* START *

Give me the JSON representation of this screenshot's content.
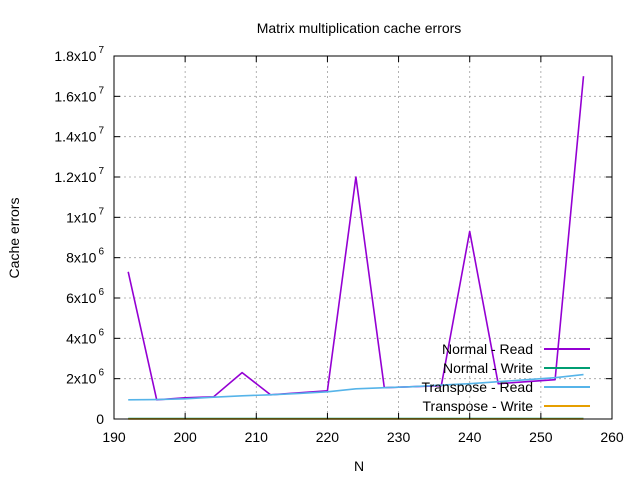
{
  "chart_data": {
    "type": "line",
    "title": "Matrix multiplication cache errors",
    "xlabel": "N",
    "ylabel": "Cache errors",
    "xlim": [
      190,
      260
    ],
    "ylim": [
      0,
      18000000
    ],
    "grid": true,
    "legend_position": "bottom-right",
    "x_ticks": [
      {
        "value": 190,
        "label": "190"
      },
      {
        "value": 200,
        "label": "200"
      },
      {
        "value": 210,
        "label": "210"
      },
      {
        "value": 220,
        "label": "220"
      },
      {
        "value": 230,
        "label": "230"
      },
      {
        "value": 240,
        "label": "240"
      },
      {
        "value": 250,
        "label": "250"
      },
      {
        "value": 260,
        "label": "260"
      }
    ],
    "y_ticks": [
      {
        "value": 0,
        "mantissa": "0",
        "exp": ""
      },
      {
        "value": 2000000,
        "mantissa": "2x10",
        "exp": "6"
      },
      {
        "value": 4000000,
        "mantissa": "4x10",
        "exp": "6"
      },
      {
        "value": 6000000,
        "mantissa": "6x10",
        "exp": "6"
      },
      {
        "value": 8000000,
        "mantissa": "8x10",
        "exp": "6"
      },
      {
        "value": 10000000,
        "mantissa": "1x10",
        "exp": "7"
      },
      {
        "value": 12000000,
        "mantissa": "1.2x10",
        "exp": "7"
      },
      {
        "value": 14000000,
        "mantissa": "1.4x10",
        "exp": "7"
      },
      {
        "value": 16000000,
        "mantissa": "1.6x10",
        "exp": "7"
      },
      {
        "value": 18000000,
        "mantissa": "1.8x10",
        "exp": "7"
      }
    ],
    "x": [
      192,
      196,
      200,
      204,
      208,
      212,
      216,
      220,
      224,
      228,
      232,
      236,
      240,
      244,
      248,
      252,
      256
    ],
    "series": [
      {
        "name": "Normal - Read",
        "color": "#9400d3",
        "values": [
          7300000,
          950000,
          1050000,
          1100000,
          2300000,
          1200000,
          1300000,
          1400000,
          12000000,
          1550000,
          1600000,
          1650000,
          9300000,
          1750000,
          1850000,
          1950000,
          17000000
        ]
      },
      {
        "name": "Normal - Write",
        "color": "#009e73",
        "values": [
          20000,
          20000,
          20000,
          20000,
          20000,
          20000,
          20000,
          20000,
          20000,
          20000,
          20000,
          20000,
          20000,
          20000,
          20000,
          20000,
          20000
        ]
      },
      {
        "name": "Transpose - Read",
        "color": "#56b4e9",
        "values": [
          950000,
          960000,
          1000000,
          1080000,
          1150000,
          1200000,
          1270000,
          1350000,
          1500000,
          1550000,
          1600000,
          1680000,
          1750000,
          1850000,
          1950000,
          2050000,
          2200000
        ]
      },
      {
        "name": "Transpose - Write",
        "color": "#e69f00",
        "values": [
          5000,
          5000,
          5000,
          5000,
          5000,
          5000,
          5000,
          5000,
          5000,
          5000,
          5000,
          5000,
          5000,
          5000,
          5000,
          5000,
          5000
        ]
      }
    ]
  }
}
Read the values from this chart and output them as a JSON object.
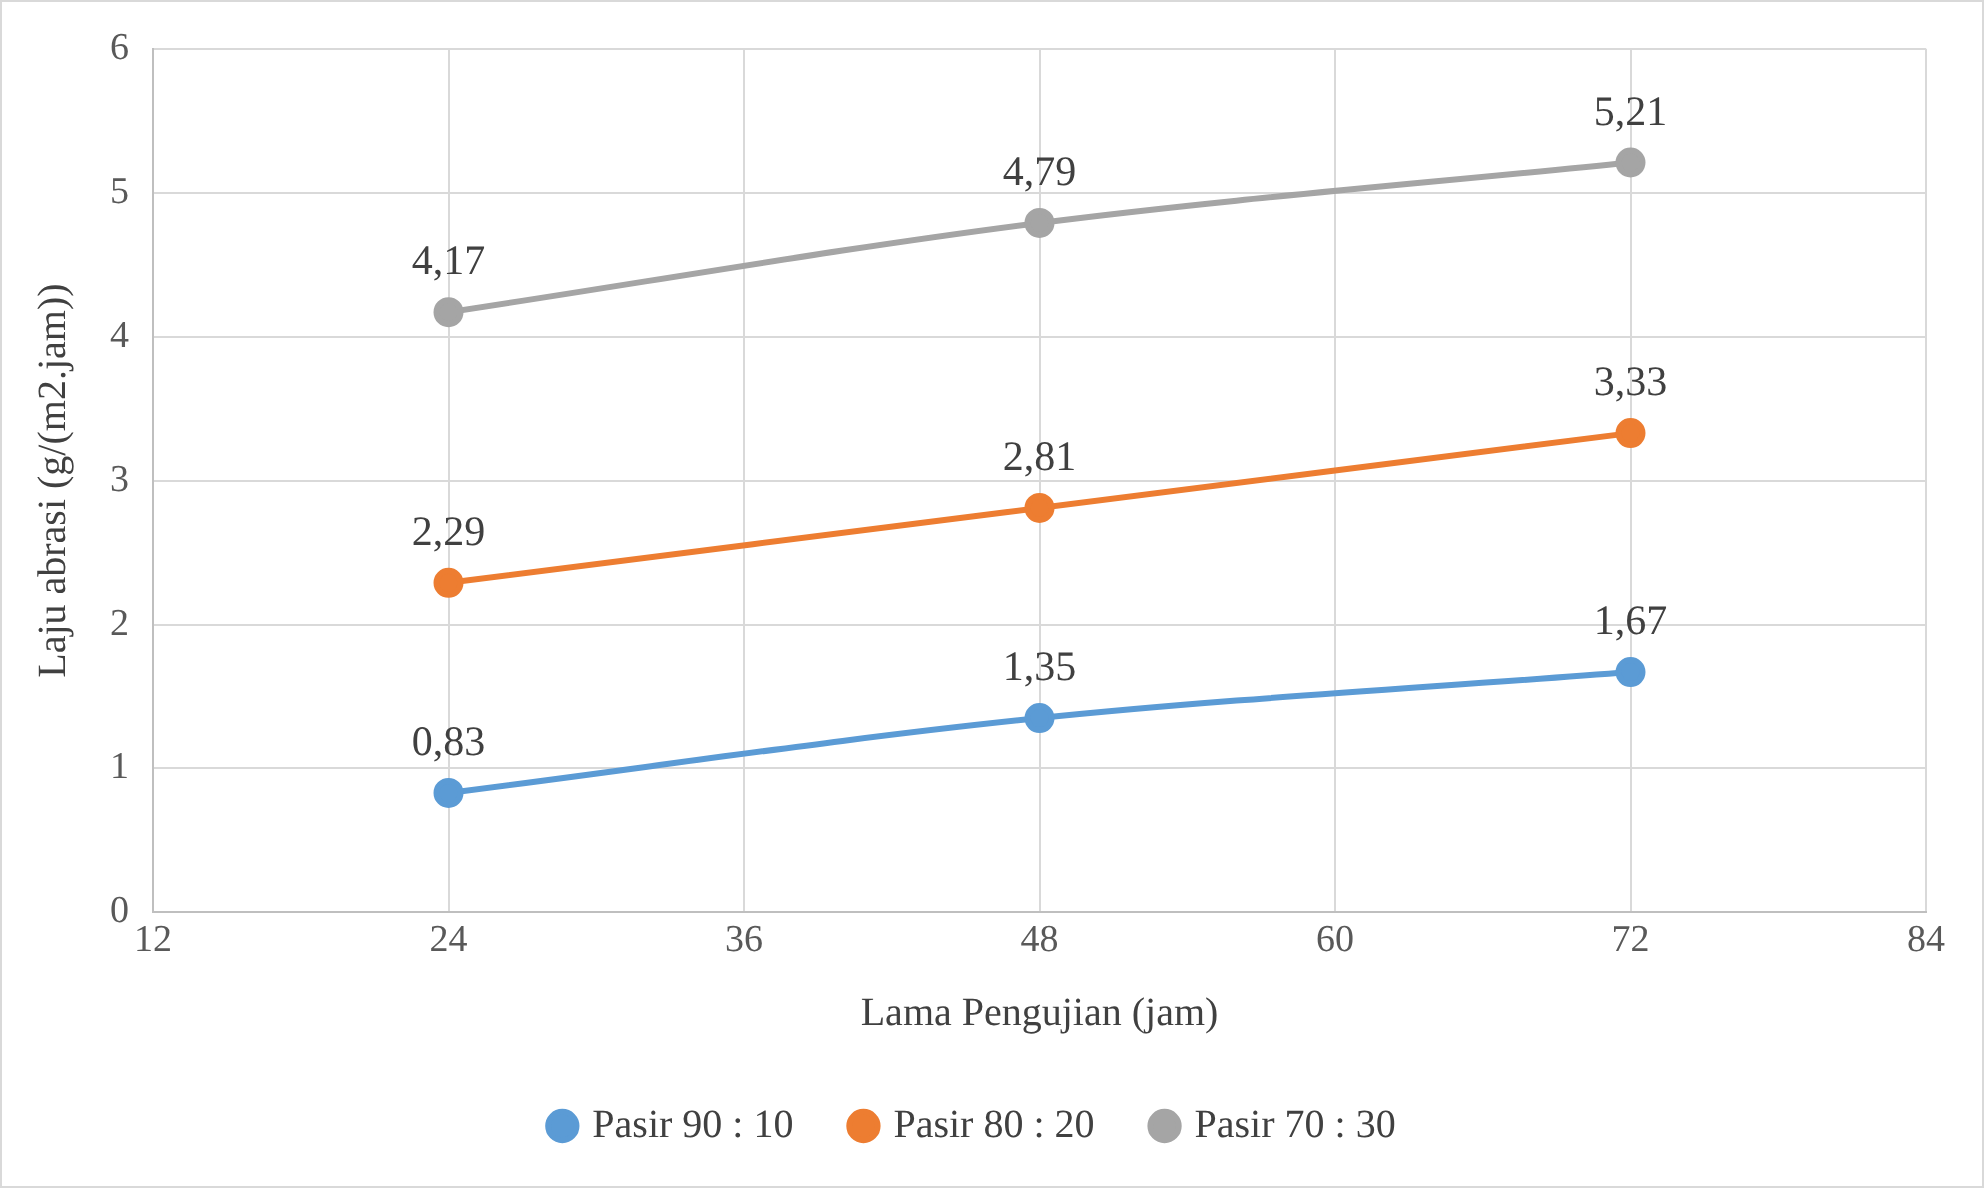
{
  "chart_data": {
    "type": "line",
    "xlabel": "Lama Pengujian (jam)",
    "ylabel": "Laju abrasi (g/(m2.jam))",
    "x": [
      24,
      48,
      72
    ],
    "series": [
      {
        "name": "Pasir 90 : 10",
        "color": "#5b9bd5",
        "values": [
          0.83,
          1.35,
          1.67
        ],
        "value_labels": [
          "0,83",
          "1,35",
          "1,67"
        ]
      },
      {
        "name": "Pasir 80 : 20",
        "color": "#ed7d31",
        "values": [
          2.29,
          2.81,
          3.33
        ],
        "value_labels": [
          "2,29",
          "2,81",
          "3,33"
        ]
      },
      {
        "name": "Pasir 70 : 30",
        "color": "#a5a5a5",
        "values": [
          4.17,
          4.79,
          5.21
        ],
        "value_labels": [
          "4,17",
          "4,79",
          "5,21"
        ]
      }
    ],
    "xlim": [
      12,
      84
    ],
    "xticks": [
      12,
      24,
      36,
      48,
      60,
      72,
      84
    ],
    "ylim": [
      0,
      6
    ],
    "yticks": [
      0,
      1,
      2,
      3,
      4,
      5,
      6
    ],
    "grid": true,
    "legend": "bottom",
    "marker": "circle",
    "line_style": "solid"
  }
}
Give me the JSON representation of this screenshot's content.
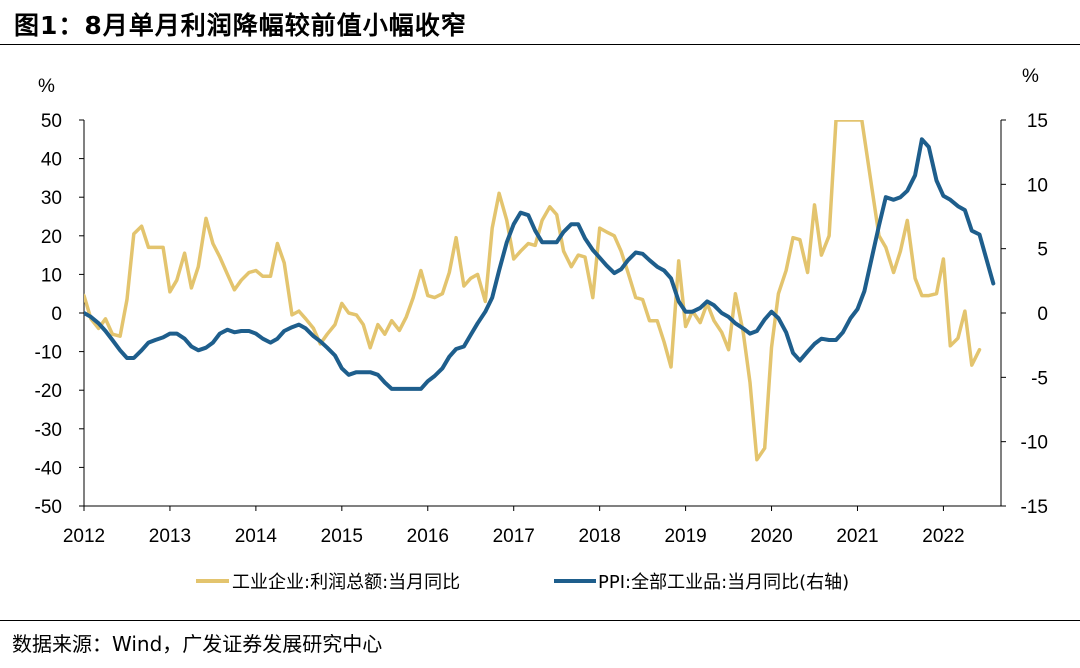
{
  "title": "图1：8月单月利润降幅较前值小幅收窄",
  "source": "数据来源：Wind，广发证券发展研究中心",
  "chart_data": {
    "type": "line",
    "title": "图1：8月单月利润降幅较前值小幅收窄",
    "xlabel": "",
    "left_unit": "%",
    "right_unit": "%",
    "x_ticks": [
      "2012",
      "2013",
      "2014",
      "2015",
      "2016",
      "2017",
      "2018",
      "2019",
      "2020",
      "2021",
      "2022"
    ],
    "x_range": [
      2012.0,
      2022.67
    ],
    "y_left_ticks": [
      "50",
      "40",
      "30",
      "20",
      "10",
      "0",
      "-10",
      "-20",
      "-30",
      "-40",
      "-50"
    ],
    "y_left_range": [
      -50,
      50
    ],
    "y_right_ticks": [
      "15",
      "10",
      "5",
      "0",
      "-5",
      "-10",
      "-15"
    ],
    "y_right_range": [
      -15,
      15
    ],
    "legend_position": "bottom",
    "grid": false,
    "series": [
      {
        "name": "工业企业:利润总额:当月同比",
        "axis": "left",
        "color": "#E3C46E",
        "points": [
          [
            2012.0,
            4.5
          ],
          [
            2012.08,
            -1.5
          ],
          [
            2012.17,
            -4.0
          ],
          [
            2012.25,
            -1.5
          ],
          [
            2012.33,
            -5.5
          ],
          [
            2012.42,
            -6.0
          ],
          [
            2012.5,
            3.5
          ],
          [
            2012.58,
            20.5
          ],
          [
            2012.67,
            22.5
          ],
          [
            2012.75,
            17.0
          ],
          [
            2012.83,
            17.0
          ],
          [
            2012.92,
            17.0
          ],
          [
            2013.0,
            5.5
          ],
          [
            2013.08,
            8.5
          ],
          [
            2013.17,
            15.5
          ],
          [
            2013.25,
            6.5
          ],
          [
            2013.33,
            12.0
          ],
          [
            2013.42,
            24.5
          ],
          [
            2013.5,
            18.0
          ],
          [
            2013.58,
            14.5
          ],
          [
            2013.67,
            10.0
          ],
          [
            2013.75,
            6.0
          ],
          [
            2013.83,
            8.5
          ],
          [
            2013.92,
            10.5
          ],
          [
            2014.0,
            11.0
          ],
          [
            2014.08,
            9.5
          ],
          [
            2014.17,
            9.5
          ],
          [
            2014.25,
            18.0
          ],
          [
            2014.33,
            13.0
          ],
          [
            2014.42,
            -0.5
          ],
          [
            2014.5,
            0.5
          ],
          [
            2014.58,
            -1.5
          ],
          [
            2014.67,
            -4.0
          ],
          [
            2014.75,
            -8.0
          ],
          [
            2014.83,
            -5.5
          ],
          [
            2014.92,
            -3.0
          ],
          [
            2015.0,
            2.5
          ],
          [
            2015.08,
            0.0
          ],
          [
            2015.17,
            -0.5
          ],
          [
            2015.25,
            -3.0
          ],
          [
            2015.33,
            -9.0
          ],
          [
            2015.42,
            -3.0
          ],
          [
            2015.5,
            -5.5
          ],
          [
            2015.58,
            -2.0
          ],
          [
            2015.67,
            -4.5
          ],
          [
            2015.75,
            -1.0
          ],
          [
            2015.83,
            4.0
          ],
          [
            2015.92,
            11.0
          ],
          [
            2016.0,
            4.5
          ],
          [
            2016.08,
            4.0
          ],
          [
            2016.17,
            5.0
          ],
          [
            2016.25,
            10.5
          ],
          [
            2016.33,
            19.5
          ],
          [
            2016.42,
            7.0
          ],
          [
            2016.5,
            9.0
          ],
          [
            2016.58,
            10.0
          ],
          [
            2016.67,
            3.0
          ],
          [
            2016.75,
            22.0
          ],
          [
            2016.83,
            31.0
          ],
          [
            2016.92,
            24.0
          ],
          [
            2017.0,
            14.0
          ],
          [
            2017.08,
            16.0
          ],
          [
            2017.17,
            18.0
          ],
          [
            2017.25,
            17.5
          ],
          [
            2017.33,
            24.0
          ],
          [
            2017.42,
            27.5
          ],
          [
            2017.5,
            25.5
          ],
          [
            2017.58,
            16.0
          ],
          [
            2017.67,
            12.0
          ],
          [
            2017.75,
            15.0
          ],
          [
            2017.83,
            14.5
          ],
          [
            2017.92,
            4.0
          ],
          [
            2018.0,
            22.0
          ],
          [
            2018.08,
            21.0
          ],
          [
            2018.17,
            20.0
          ],
          [
            2018.25,
            16.0
          ],
          [
            2018.33,
            10.5
          ],
          [
            2018.42,
            4.0
          ],
          [
            2018.5,
            3.5
          ],
          [
            2018.58,
            -2.0
          ],
          [
            2018.67,
            -2.0
          ],
          [
            2018.75,
            -7.5
          ],
          [
            2018.83,
            -14.0
          ],
          [
            2018.92,
            13.5
          ],
          [
            2019.0,
            -3.5
          ],
          [
            2019.08,
            0.5
          ],
          [
            2019.17,
            -2.5
          ],
          [
            2019.25,
            2.5
          ],
          [
            2019.33,
            -2.0
          ],
          [
            2019.42,
            -5.0
          ],
          [
            2019.5,
            -9.5
          ],
          [
            2019.58,
            5.0
          ],
          [
            2019.67,
            -5.0
          ],
          [
            2019.75,
            -18.0
          ],
          [
            2019.83,
            -38.0
          ],
          [
            2019.92,
            -35.0
          ],
          [
            2020.0,
            -9.0
          ],
          [
            2020.08,
            5.0
          ],
          [
            2020.17,
            11.0
          ],
          [
            2020.25,
            19.5
          ],
          [
            2020.33,
            19.0
          ],
          [
            2020.42,
            10.5
          ],
          [
            2020.5,
            28.0
          ],
          [
            2020.58,
            15.0
          ],
          [
            2020.67,
            20.0
          ],
          [
            2020.75,
            50.0
          ],
          [
            2021.05,
            50.0
          ],
          [
            2021.17,
            32.0
          ],
          [
            2021.25,
            20.0
          ],
          [
            2021.33,
            17.0
          ],
          [
            2021.42,
            10.5
          ],
          [
            2021.5,
            16.0
          ],
          [
            2021.58,
            24.0
          ],
          [
            2021.67,
            9.0
          ],
          [
            2021.75,
            4.5
          ],
          [
            2021.83,
            4.5
          ],
          [
            2021.92,
            5.0
          ],
          [
            2022.0,
            14.0
          ],
          [
            2022.08,
            -8.5
          ],
          [
            2022.17,
            -6.5
          ],
          [
            2022.25,
            0.5
          ],
          [
            2022.33,
            -13.5
          ],
          [
            2022.42,
            -9.5
          ]
        ]
      },
      {
        "name": "PPI:全部工业品:当月同比(右轴)",
        "axis": "right",
        "color": "#1E5E8C",
        "points": [
          [
            2012.0,
            0.0
          ],
          [
            2012.08,
            -0.3
          ],
          [
            2012.17,
            -0.8
          ],
          [
            2012.25,
            -1.4
          ],
          [
            2012.33,
            -2.1
          ],
          [
            2012.42,
            -2.9
          ],
          [
            2012.5,
            -3.5
          ],
          [
            2012.58,
            -3.5
          ],
          [
            2012.67,
            -2.9
          ],
          [
            2012.75,
            -2.3
          ],
          [
            2012.83,
            -2.1
          ],
          [
            2012.92,
            -1.9
          ],
          [
            2013.0,
            -1.6
          ],
          [
            2013.08,
            -1.6
          ],
          [
            2013.17,
            -2.0
          ],
          [
            2013.25,
            -2.6
          ],
          [
            2013.33,
            -2.9
          ],
          [
            2013.42,
            -2.7
          ],
          [
            2013.5,
            -2.3
          ],
          [
            2013.58,
            -1.6
          ],
          [
            2013.67,
            -1.3
          ],
          [
            2013.75,
            -1.5
          ],
          [
            2013.83,
            -1.4
          ],
          [
            2013.92,
            -1.4
          ],
          [
            2014.0,
            -1.6
          ],
          [
            2014.08,
            -2.0
          ],
          [
            2014.17,
            -2.3
          ],
          [
            2014.25,
            -2.0
          ],
          [
            2014.33,
            -1.4
          ],
          [
            2014.42,
            -1.1
          ],
          [
            2014.5,
            -0.9
          ],
          [
            2014.58,
            -1.2
          ],
          [
            2014.67,
            -1.8
          ],
          [
            2014.75,
            -2.2
          ],
          [
            2014.83,
            -2.7
          ],
          [
            2014.92,
            -3.3
          ],
          [
            2015.0,
            -4.3
          ],
          [
            2015.08,
            -4.8
          ],
          [
            2015.17,
            -4.6
          ],
          [
            2015.25,
            -4.6
          ],
          [
            2015.33,
            -4.6
          ],
          [
            2015.42,
            -4.8
          ],
          [
            2015.5,
            -5.4
          ],
          [
            2015.58,
            -5.9
          ],
          [
            2015.67,
            -5.9
          ],
          [
            2015.75,
            -5.9
          ],
          [
            2015.83,
            -5.9
          ],
          [
            2015.92,
            -5.9
          ],
          [
            2016.0,
            -5.3
          ],
          [
            2016.08,
            -4.9
          ],
          [
            2016.17,
            -4.3
          ],
          [
            2016.25,
            -3.4
          ],
          [
            2016.33,
            -2.8
          ],
          [
            2016.42,
            -2.6
          ],
          [
            2016.5,
            -1.7
          ],
          [
            2016.58,
            -0.8
          ],
          [
            2016.67,
            0.1
          ],
          [
            2016.75,
            1.2
          ],
          [
            2016.83,
            3.3
          ],
          [
            2016.92,
            5.5
          ],
          [
            2017.0,
            6.9
          ],
          [
            2017.08,
            7.8
          ],
          [
            2017.17,
            7.6
          ],
          [
            2017.25,
            6.4
          ],
          [
            2017.33,
            5.5
          ],
          [
            2017.42,
            5.5
          ],
          [
            2017.5,
            5.5
          ],
          [
            2017.58,
            6.3
          ],
          [
            2017.67,
            6.9
          ],
          [
            2017.75,
            6.9
          ],
          [
            2017.83,
            5.8
          ],
          [
            2017.92,
            4.9
          ],
          [
            2018.0,
            4.3
          ],
          [
            2018.08,
            3.7
          ],
          [
            2018.17,
            3.1
          ],
          [
            2018.25,
            3.4
          ],
          [
            2018.33,
            4.1
          ],
          [
            2018.42,
            4.7
          ],
          [
            2018.5,
            4.6
          ],
          [
            2018.58,
            4.1
          ],
          [
            2018.67,
            3.6
          ],
          [
            2018.75,
            3.3
          ],
          [
            2018.83,
            2.7
          ],
          [
            2018.92,
            0.9
          ],
          [
            2019.0,
            0.1
          ],
          [
            2019.08,
            0.1
          ],
          [
            2019.17,
            0.4
          ],
          [
            2019.25,
            0.9
          ],
          [
            2019.33,
            0.6
          ],
          [
            2019.42,
            0.0
          ],
          [
            2019.5,
            -0.3
          ],
          [
            2019.58,
            -0.8
          ],
          [
            2019.67,
            -1.2
          ],
          [
            2019.75,
            -1.6
          ],
          [
            2019.83,
            -1.4
          ],
          [
            2019.92,
            -0.5
          ],
          [
            2020.0,
            0.1
          ],
          [
            2020.08,
            -0.4
          ],
          [
            2020.17,
            -1.5
          ],
          [
            2020.25,
            -3.1
          ],
          [
            2020.33,
            -3.7
          ],
          [
            2020.42,
            -3.0
          ],
          [
            2020.5,
            -2.4
          ],
          [
            2020.58,
            -2.0
          ],
          [
            2020.67,
            -2.1
          ],
          [
            2020.75,
            -2.1
          ],
          [
            2020.83,
            -1.5
          ],
          [
            2020.92,
            -0.4
          ],
          [
            2021.0,
            0.3
          ],
          [
            2021.08,
            1.7
          ],
          [
            2021.17,
            4.4
          ],
          [
            2021.25,
            6.8
          ],
          [
            2021.33,
            9.0
          ],
          [
            2021.42,
            8.8
          ],
          [
            2021.5,
            9.0
          ],
          [
            2021.58,
            9.5
          ],
          [
            2021.67,
            10.7
          ],
          [
            2021.75,
            13.5
          ],
          [
            2021.83,
            12.9
          ],
          [
            2021.92,
            10.3
          ],
          [
            2022.0,
            9.1
          ],
          [
            2022.08,
            8.8
          ],
          [
            2022.17,
            8.3
          ],
          [
            2022.25,
            8.0
          ],
          [
            2022.33,
            6.4
          ],
          [
            2022.42,
            6.1
          ],
          [
            2022.5,
            4.2
          ],
          [
            2022.58,
            2.3
          ]
        ]
      }
    ]
  }
}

* END *

** Exercise goal **
Find every line that holds "xlabel" and copy it.

** Complete answer **
    "xlabel": "N",
    "xlabel": "Lama Pengujian (jam)",
    "xlabel": "",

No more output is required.